> **PROMPT**:
For the listing below, give the number of lines in which "растяжение" occurs. Add nothing.

○ ○ ○

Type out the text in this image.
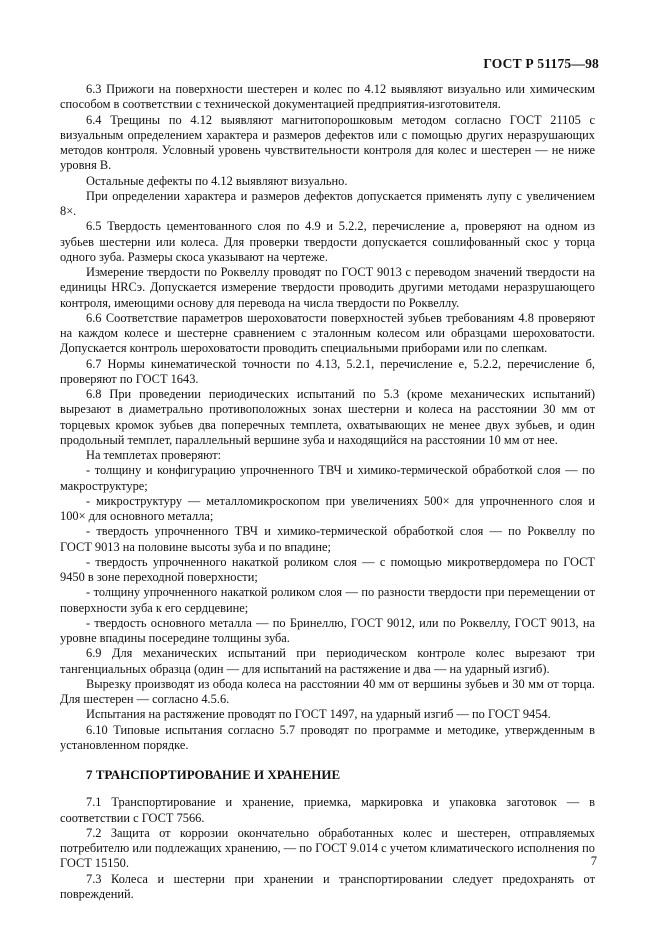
ГОСТ Р 51175—98

6.3 Прижоги на поверхности шестерен и колес по 4.12 выявляют визуально или химическим способом в соответствии с технической документацией предприятия-изготовителя.

6.4 Трещины по 4.12 выявляют магнитопорошковым методом согласно ГОСТ 21105 с визуальным определением характера и размеров дефектов или с помощью других неразрушающих методов контроля. Условный уровень чувствительности контроля для колес и шестерен — не ниже уровня В.

Остальные дефекты по 4.12 выявляют визуально.

При определении характера и размеров дефектов допускается применять лупу с увеличением 8×.

6.5 Твердость цементованного слоя по 4.9 и 5.2.2, перечисление а, проверяют на одном из зубьев шестерни или колеса. Для проверки твердости допускается сошлифованный скос у торца одного зуба. Размеры скоса указывают на чертеже.

Измерение твердости по Роквеллу проводят по ГОСТ 9013 с переводом значений твердости на единицы HRCэ. Допускается измерение твердости проводить другими методами неразрушающего контроля, имеющими основу для перевода на числа твердости по Роквеллу.

6.6 Соответствие параметров шероховатости поверхностей зубьев требованиям 4.8 проверяют на каждом колесе и шестерне сравнением с эталонным колесом или образцами шероховатости. Допускается контроль шероховатости проводить специальными приборами или по слепкам.

6.7 Нормы кинематической точности по 4.13, 5.2.1, перечисление е, 5.2.2, перечисление б, проверяют по ГОСТ 1643.

6.8 При проведении периодических испытаний по 5.3 (кроме механических испытаний) вырезают в диаметрально противоположных зонах шестерни и колеса на расстоянии 30 мм от торцевых кромок зубьев два поперечных темплета, охватывающих не менее двух зубьев, и один продольный темплет, параллельный вершине зуба и находящийся на расстоянии 10 мм от нее.

На темплетах проверяют:

- толщину и конфигурацию упрочненного ТВЧ и химико-термической обработкой слоя — по макроструктуре;

- микроструктуру — металломикроскопом при увеличениях 500× для упрочненного слоя и 100× для основного металла;

- твердость упрочненного ТВЧ и химико-термической обработкой слоя — по Роквеллу по ГОСТ 9013 на половине высоты зуба и по впадине;

- твердость упрочненного накаткой роликом слоя — с помощью микротвердомера по ГОСТ 9450 в зоне переходной поверхности;

- толщину упрочненного накаткой роликом слоя — по разности твердости при перемещении от поверхности зуба к его сердцевине;

- твердость основного металла — по Бринеллю, ГОСТ 9012, или по Роквеллу, ГОСТ 9013, на уровне впадины посередине толщины зуба.

6.9 Для механических испытаний при периодическом контроле колес вырезают три тангенциальных образца (один — для испытаний на растяжение и два — на ударный изгиб).

Вырезку производят из обода колеса на расстоянии 40 мм от вершины зубьев и 30 мм от торца. Для шестерен — согласно 4.5.6.

Испытания на растяжение проводят по ГОСТ 1497, на ударный изгиб — по ГОСТ 9454.

6.10 Типовые испытания согласно 5.7 проводят по программе и методике, утвержденным в установленном порядке.

7 ТРАНСПОРТИРОВАНИЕ И ХРАНЕНИЕ

7.1 Транспортирование и хранение, приемка, маркировка и упаковка заготовок — в соответствии с ГОСТ 7566.

7.2 Защита от коррозии окончательно обработанных колес и шестерен, отправляемых потребителю или подлежащих хранению, — по ГОСТ 9.014 с учетом климатического исполнения по ГОСТ 15150.

7.3 Колеса и шестерни при хранении и транспортировании следует предохранять от повреждений.

7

○ ○ ○

> **CORRECT RESPONSE**:
2